TASK REQUIREMENTS
Rename every occurrence of "passage-text" to "reading-text" throughout the material below, and reproduce all other lines and values unchanged.

──────── RAW DATA ────────

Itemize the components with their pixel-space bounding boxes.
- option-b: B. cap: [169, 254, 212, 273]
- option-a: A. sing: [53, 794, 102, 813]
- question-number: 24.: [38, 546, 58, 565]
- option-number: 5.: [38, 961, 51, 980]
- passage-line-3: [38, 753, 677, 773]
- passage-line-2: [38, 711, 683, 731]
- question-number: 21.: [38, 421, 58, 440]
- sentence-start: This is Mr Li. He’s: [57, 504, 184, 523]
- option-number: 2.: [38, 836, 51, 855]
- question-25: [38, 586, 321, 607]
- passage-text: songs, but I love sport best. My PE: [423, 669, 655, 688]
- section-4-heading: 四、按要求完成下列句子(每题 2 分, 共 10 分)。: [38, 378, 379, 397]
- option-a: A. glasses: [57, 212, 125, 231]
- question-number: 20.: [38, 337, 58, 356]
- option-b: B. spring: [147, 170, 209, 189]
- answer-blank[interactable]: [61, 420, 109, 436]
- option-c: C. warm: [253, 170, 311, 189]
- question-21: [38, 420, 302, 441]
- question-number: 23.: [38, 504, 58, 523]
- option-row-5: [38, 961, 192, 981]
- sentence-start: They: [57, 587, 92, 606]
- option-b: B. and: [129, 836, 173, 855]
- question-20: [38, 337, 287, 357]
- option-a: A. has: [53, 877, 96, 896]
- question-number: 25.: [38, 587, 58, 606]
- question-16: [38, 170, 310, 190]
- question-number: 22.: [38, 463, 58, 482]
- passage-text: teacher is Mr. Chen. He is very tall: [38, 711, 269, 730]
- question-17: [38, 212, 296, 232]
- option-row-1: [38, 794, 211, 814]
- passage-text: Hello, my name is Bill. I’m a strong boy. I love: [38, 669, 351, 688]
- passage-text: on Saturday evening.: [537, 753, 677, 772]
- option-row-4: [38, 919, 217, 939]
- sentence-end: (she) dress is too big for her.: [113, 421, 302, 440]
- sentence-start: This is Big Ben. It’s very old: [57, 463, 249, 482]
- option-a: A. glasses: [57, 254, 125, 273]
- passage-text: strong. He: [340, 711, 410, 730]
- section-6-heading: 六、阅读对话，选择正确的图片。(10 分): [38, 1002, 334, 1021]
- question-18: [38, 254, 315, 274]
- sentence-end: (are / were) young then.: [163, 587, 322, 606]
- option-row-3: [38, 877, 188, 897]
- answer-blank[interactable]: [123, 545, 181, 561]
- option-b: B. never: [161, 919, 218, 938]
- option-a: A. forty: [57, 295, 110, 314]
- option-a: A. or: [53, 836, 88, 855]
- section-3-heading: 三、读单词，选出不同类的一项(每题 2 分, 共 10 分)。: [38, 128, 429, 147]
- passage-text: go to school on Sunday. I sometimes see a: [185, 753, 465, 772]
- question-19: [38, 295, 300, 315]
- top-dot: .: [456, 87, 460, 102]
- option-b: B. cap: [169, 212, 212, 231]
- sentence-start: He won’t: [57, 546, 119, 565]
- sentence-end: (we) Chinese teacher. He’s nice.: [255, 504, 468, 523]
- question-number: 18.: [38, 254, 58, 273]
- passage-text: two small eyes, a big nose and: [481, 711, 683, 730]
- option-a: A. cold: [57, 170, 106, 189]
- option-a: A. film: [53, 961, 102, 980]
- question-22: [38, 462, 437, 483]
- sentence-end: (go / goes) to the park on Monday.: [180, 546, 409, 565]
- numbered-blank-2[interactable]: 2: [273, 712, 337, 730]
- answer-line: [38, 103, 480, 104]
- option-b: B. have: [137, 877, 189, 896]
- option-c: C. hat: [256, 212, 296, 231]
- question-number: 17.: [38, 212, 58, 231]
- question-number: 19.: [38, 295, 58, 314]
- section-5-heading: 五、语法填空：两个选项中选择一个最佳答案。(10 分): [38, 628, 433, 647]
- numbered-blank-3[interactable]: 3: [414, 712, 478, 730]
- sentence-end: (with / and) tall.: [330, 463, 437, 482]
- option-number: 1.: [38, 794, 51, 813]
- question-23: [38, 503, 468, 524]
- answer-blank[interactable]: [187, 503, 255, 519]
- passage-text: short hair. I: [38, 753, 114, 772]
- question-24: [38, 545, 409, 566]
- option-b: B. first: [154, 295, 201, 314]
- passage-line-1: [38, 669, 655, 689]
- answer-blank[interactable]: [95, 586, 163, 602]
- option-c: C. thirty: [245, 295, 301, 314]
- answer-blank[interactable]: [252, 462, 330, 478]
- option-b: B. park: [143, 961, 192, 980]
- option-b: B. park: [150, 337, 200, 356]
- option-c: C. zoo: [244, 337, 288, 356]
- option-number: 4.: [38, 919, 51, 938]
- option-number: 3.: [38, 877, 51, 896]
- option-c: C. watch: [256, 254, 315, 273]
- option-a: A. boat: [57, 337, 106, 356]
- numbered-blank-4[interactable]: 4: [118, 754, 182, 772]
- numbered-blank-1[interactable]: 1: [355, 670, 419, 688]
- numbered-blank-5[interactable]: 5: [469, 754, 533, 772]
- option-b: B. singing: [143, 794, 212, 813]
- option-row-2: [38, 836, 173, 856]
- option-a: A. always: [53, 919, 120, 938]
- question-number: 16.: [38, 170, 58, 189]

────────

RESULT
Itemize the components with their pixel-space bounding boxes.
- option-b: B. cap: [169, 254, 212, 273]
- option-a: A. sing: [53, 794, 102, 813]
- question-number: 24.: [38, 546, 58, 565]
- option-number: 5.: [38, 961, 51, 980]
- passage-line-3: [38, 753, 677, 773]
- passage-line-2: [38, 711, 683, 731]
- question-number: 21.: [38, 421, 58, 440]
- sentence-start: This is Mr Li. He’s: [57, 504, 184, 523]
- option-number: 2.: [38, 836, 51, 855]
- question-25: [38, 586, 321, 607]
- reading-text: songs, but I love sport best. My PE: [423, 669, 655, 688]
- section-4-heading: 四、按要求完成下列句子(每题 2 分, 共 10 分)。: [38, 378, 379, 397]
- option-a: A. glasses: [57, 212, 125, 231]
- question-number: 20.: [38, 337, 58, 356]
- option-b: B. spring: [147, 170, 209, 189]
- answer-blank[interactable]: [61, 420, 109, 436]
- option-c: C. warm: [253, 170, 311, 189]
- question-21: [38, 420, 302, 441]
- question-number: 23.: [38, 504, 58, 523]
- option-row-5: [38, 961, 192, 981]
- sentence-start: They: [57, 587, 92, 606]
- option-b: B. and: [129, 836, 173, 855]
- question-20: [38, 337, 287, 357]
- option-a: A. has: [53, 877, 96, 896]
- question-number: 25.: [38, 587, 58, 606]
- question-16: [38, 170, 310, 190]
- question-number: 22.: [38, 463, 58, 482]
- reading-text: teacher is Mr. Chen. He is very tall: [38, 711, 269, 730]
- question-17: [38, 212, 296, 232]
- option-row-1: [38, 794, 211, 814]
- reading-text: Hello, my name is Bill. I’m a strong boy. I love: [38, 669, 351, 688]
- reading-text: on Saturday evening.: [537, 753, 677, 772]
- option-row-4: [38, 919, 217, 939]
- sentence-end: (she) dress is too big for her.: [113, 421, 302, 440]
- sentence-start: This is Big Ben. It’s very old: [57, 463, 249, 482]
- option-a: A. glasses: [57, 254, 125, 273]
- reading-text: strong. He: [340, 711, 410, 730]
- section-6-heading: 六、阅读对话，选择正确的图片。(10 分): [38, 1002, 334, 1021]
- question-18: [38, 254, 315, 274]
- sentence-end: (are / were) young then.: [163, 587, 322, 606]
- option-row-3: [38, 877, 188, 897]
- answer-blank[interactable]: [123, 545, 181, 561]
- option-b: B. never: [161, 919, 218, 938]
- option-a: A. forty: [57, 295, 110, 314]
- option-a: A. or: [53, 836, 88, 855]
- section-3-heading: 三、读单词，选出不同类的一项(每题 2 分, 共 10 分)。: [38, 128, 429, 147]
- reading-text: go to school on Sunday. I sometimes see a: [185, 753, 465, 772]
- question-19: [38, 295, 300, 315]
- top-dot: .: [456, 87, 460, 102]
- option-b: B. cap: [169, 212, 212, 231]
- sentence-start: He won’t: [57, 546, 119, 565]
- sentence-end: (we) Chinese teacher. He’s nice.: [255, 504, 468, 523]
- question-number: 18.: [38, 254, 58, 273]
- reading-text: two small eyes, a big nose and: [481, 711, 683, 730]
- option-a: A. cold: [57, 170, 106, 189]
- option-a: A. film: [53, 961, 102, 980]
- question-22: [38, 462, 437, 483]
- sentence-end: (go / goes) to the park on Monday.: [180, 546, 409, 565]
- numbered-blank-2[interactable]: 2: [273, 712, 337, 730]
- answer-line: [38, 103, 480, 104]
- option-b: B. have: [137, 877, 189, 896]
- option-c: C. hat: [256, 212, 296, 231]
- question-number: 17.: [38, 212, 58, 231]
- question-number: 19.: [38, 295, 58, 314]
- section-5-heading: 五、语法填空：两个选项中选择一个最佳答案。(10 分): [38, 628, 433, 647]
- numbered-blank-3[interactable]: 3: [414, 712, 478, 730]
- sentence-end: (with / and) tall.: [330, 463, 437, 482]
- option-number: 1.: [38, 794, 51, 813]
- question-23: [38, 503, 468, 524]
- answer-blank[interactable]: [187, 503, 255, 519]
- reading-text: short hair. I: [38, 753, 114, 772]
- question-24: [38, 545, 409, 566]
- option-b: B. first: [154, 295, 201, 314]
- passage-line-1: [38, 669, 655, 689]
- answer-blank[interactable]: [95, 586, 163, 602]
- option-c: C. thirty: [245, 295, 301, 314]
- answer-blank[interactable]: [252, 462, 330, 478]
- option-b: B. park: [143, 961, 192, 980]
- option-b: B. park: [150, 337, 200, 356]
- option-c: C. zoo: [244, 337, 288, 356]
- option-number: 4.: [38, 919, 51, 938]
- option-number: 3.: [38, 877, 51, 896]
- option-c: C. watch: [256, 254, 315, 273]
- option-a: A. boat: [57, 337, 106, 356]
- numbered-blank-4[interactable]: 4: [118, 754, 182, 772]
- numbered-blank-1[interactable]: 1: [355, 670, 419, 688]
- numbered-blank-5[interactable]: 5: [469, 754, 533, 772]
- option-b: B. singing: [143, 794, 212, 813]
- option-row-2: [38, 836, 173, 856]
- option-a: A. always: [53, 919, 120, 938]
- question-number: 16.: [38, 170, 58, 189]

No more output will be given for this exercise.